======== Provided records

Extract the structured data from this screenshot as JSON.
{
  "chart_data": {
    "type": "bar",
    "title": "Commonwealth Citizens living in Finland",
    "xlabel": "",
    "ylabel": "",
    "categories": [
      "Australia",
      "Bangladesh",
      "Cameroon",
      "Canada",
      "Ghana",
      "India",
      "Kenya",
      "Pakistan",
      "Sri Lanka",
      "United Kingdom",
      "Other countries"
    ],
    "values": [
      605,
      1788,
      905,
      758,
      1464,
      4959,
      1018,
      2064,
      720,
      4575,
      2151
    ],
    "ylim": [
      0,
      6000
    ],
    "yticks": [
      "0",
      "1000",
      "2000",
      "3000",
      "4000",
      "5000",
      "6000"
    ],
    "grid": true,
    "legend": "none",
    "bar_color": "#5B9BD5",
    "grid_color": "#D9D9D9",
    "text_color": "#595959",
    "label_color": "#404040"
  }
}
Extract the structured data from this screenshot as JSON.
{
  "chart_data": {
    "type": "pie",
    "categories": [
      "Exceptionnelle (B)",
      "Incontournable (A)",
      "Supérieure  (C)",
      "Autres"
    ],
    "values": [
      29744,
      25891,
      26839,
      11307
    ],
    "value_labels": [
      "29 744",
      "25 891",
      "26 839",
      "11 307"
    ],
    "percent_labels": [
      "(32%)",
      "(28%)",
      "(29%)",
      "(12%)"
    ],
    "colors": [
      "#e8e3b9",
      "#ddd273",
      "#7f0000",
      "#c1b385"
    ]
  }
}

================

Retype all the records, matching them exactly.

▸ Solution to this task
Extract the structured data from this screenshot as JSON.
{
  "chart_data": {
    "type": "bar",
    "title": "Commonwealth Citizens living in Finland",
    "xlabel": "",
    "ylabel": "",
    "categories": [
      "Australia",
      "Bangladesh",
      "Cameroon",
      "Canada",
      "Ghana",
      "India",
      "Kenya",
      "Pakistan",
      "Sri Lanka",
      "United Kingdom",
      "Other countries"
    ],
    "values": [
      605,
      1788,
      905,
      758,
      1464,
      4959,
      1018,
      2064,
      720,
      4575,
      2151
    ],
    "ylim": [
      0,
      6000
    ],
    "yticks": [
      "0",
      "1000",
      "2000",
      "3000",
      "4000",
      "5000",
      "6000"
    ],
    "grid": true,
    "legend": "none",
    "bar_color": "#5B9BD5",
    "grid_color": "#D9D9D9",
    "text_color": "#595959",
    "label_color": "#404040"
  }
}
Extract the structured data from this screenshot as JSON.
{
  "chart_data": {
    "type": "pie",
    "categories": [
      "Exceptionnelle (B)",
      "Incontournable (A)",
      "Supérieure  (C)",
      "Autres"
    ],
    "values": [
      29744,
      25891,
      26839,
      11307
    ],
    "value_labels": [
      "29 744",
      "25 891",
      "26 839",
      "11 307"
    ],
    "percent_labels": [
      "(32%)",
      "(28%)",
      "(29%)",
      "(12%)"
    ],
    "colors": [
      "#e8e3b9",
      "#ddd273",
      "#7f0000",
      "#c1b385"
    ]
  }
}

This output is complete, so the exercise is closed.